• **Consigne**
Recopiez l'extrait sur les lemmes de «donc en tombant» à «des lemmes !», en substituant «l'analyseur» à «l'étiqueteur».

• **Extrait proposé**
Mais comme je l'ai dit ce n'est pas mon propos. Ce qui compte pour un lemme, c'est qu'il soit une forme «normale», commune aux différentes inflexions d'un mot, ce qui permet ensuite de chercher dans un corpus, «le verbe PERDRE, quelle que soit sa forme, suivi d'un nom commun», sans s'embarquer dans des regexps incroyables. On pourrait choisir la forme tronquée avant toute terminaison «VOYAG» plutôt que «VOYAGEUR», on pourrait choisir la forme en écriture inclusive. Ce qui aurait l'immense avantage de faciliter la génération de texte à partir du même lexique puisque le lemme contiendrait alors toute l'information nécessaire pour générer toutes les formes possibles au masculin comme au féminin alors qu'il faut connaître nous seulement des règles de morphologie française mais aussi des règles spécifiques à chaque mot pour savoir que si le lemme est «VOYAGEUR», la forme féminine sera «voyageuse» et pas «voyagine» (ce serait méconnaître les règles de morphologie) ni «voyagrice» (ce qui serait ignorer le modèle particulier que suit le mot «voyageur», pour des raisons morphologiques, mais qui semblerait possible en considérant des exemples comme la paire masculin/féminin «inspecteur/inspectrice»).

En l'état, des fausses ambiguïtés apparaissent car par exemple le lexique contient

| forme      | POS | lemme      |
|------------|-----|------------|
| religieuse | Nc  | RELIGIEUX  |
| religieuse | Nc  | RELIGIEUSE |

donc en tombant sur une occurrence du mot «religieuse», l'étiqueteur se dit : «aïe, c'est un cas ambigü, ça pourrait être le mot "RELIGIEUX", mais en fait ça pourrait tout aussi bien être "RELIGIEUSE"». C'est n'importe quoi ! Vous vous souvenez ? C'était pour éviter ça avec les formes qu'on avait choisi d'avoir des lemmes !

• **Segment de données**
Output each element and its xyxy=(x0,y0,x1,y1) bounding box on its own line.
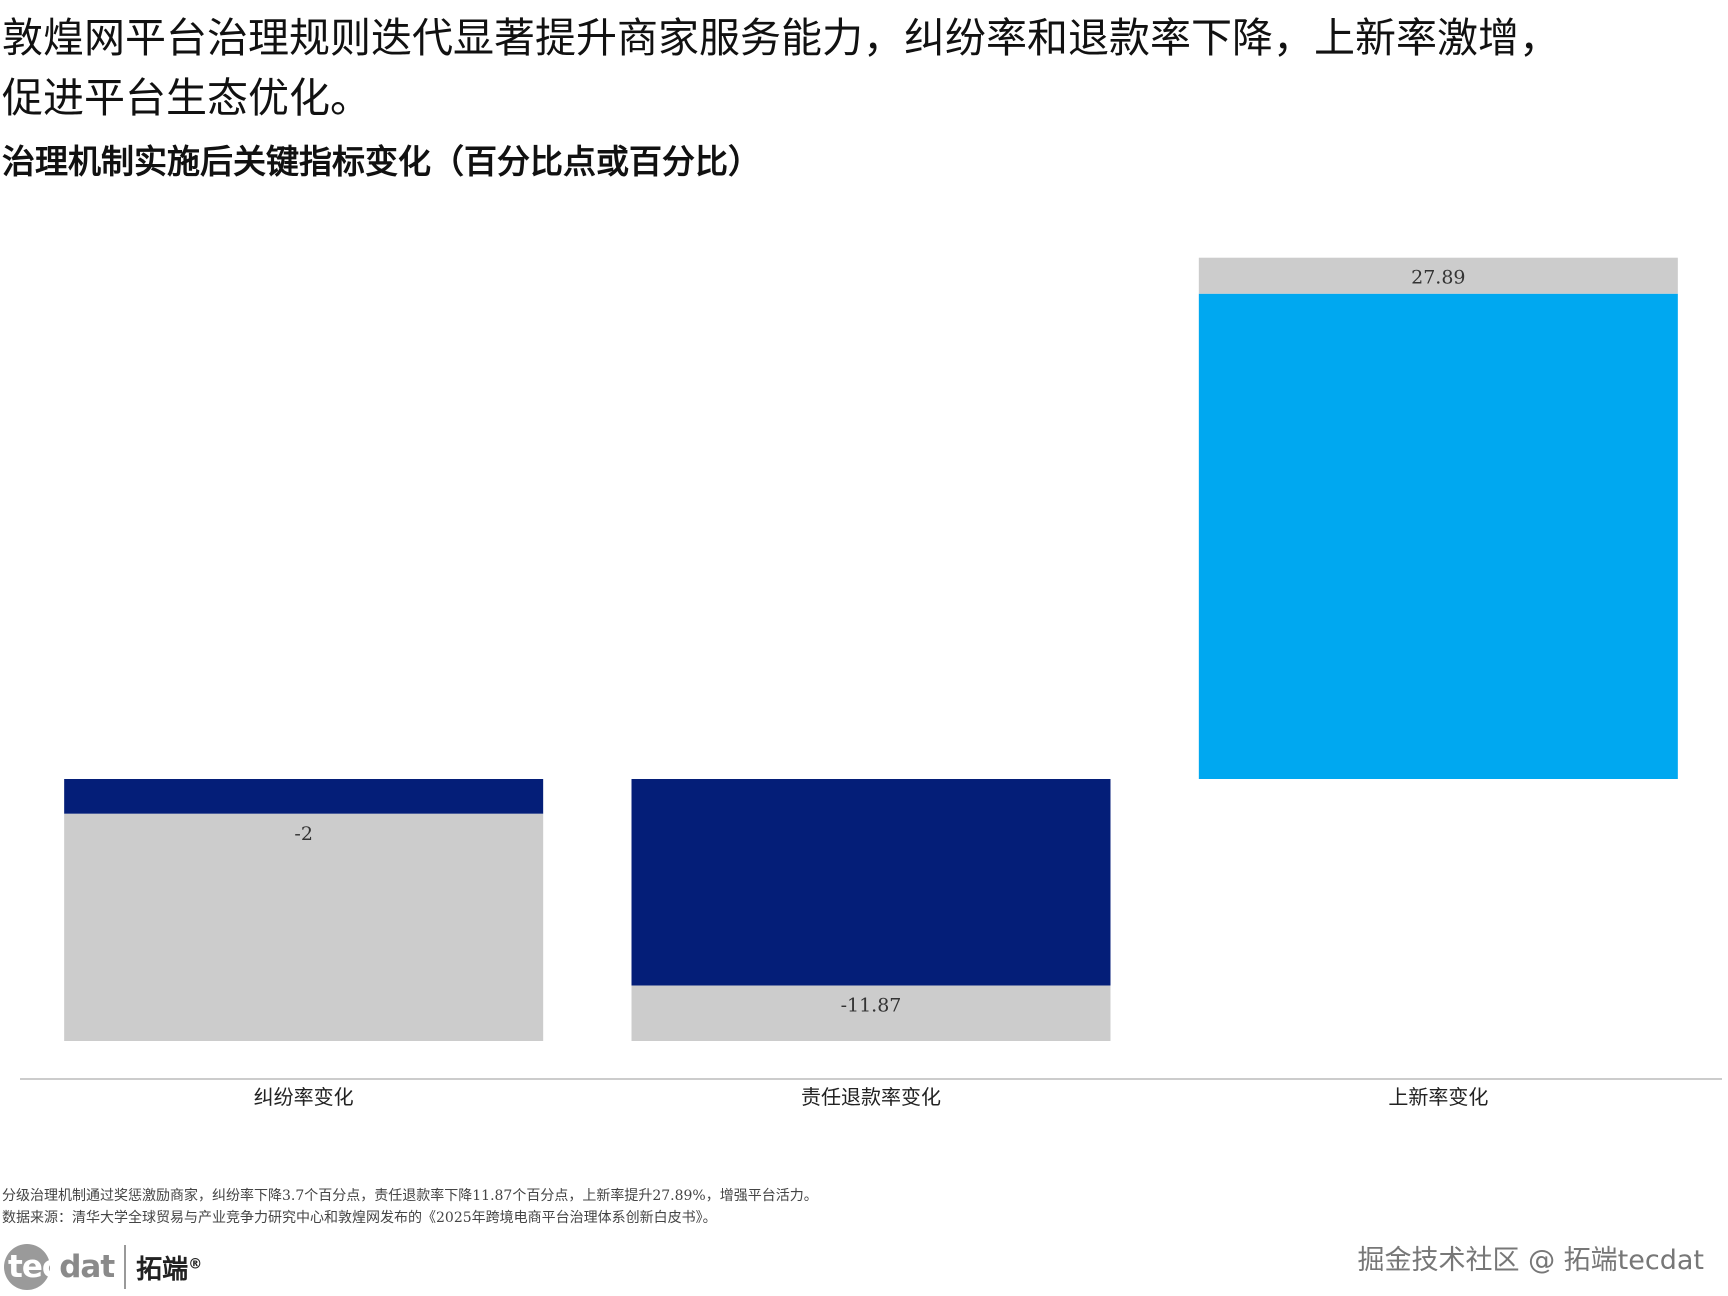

• **Résultat attendu**
donc en tombant sur une occurrence du mot «religieuse», l'analyseur se dit : «aïe, c'est un cas ambigü, ça pourrait être le mot "RELIGIEUX", mais en fait ça pourrait tout aussi bien être "RELIGIEUSE"». C'est n'importe quoi ! Vous vous souvenez ? C'était pour éviter ça avec les formes qu'on avait choisi d'avoir des lemmes !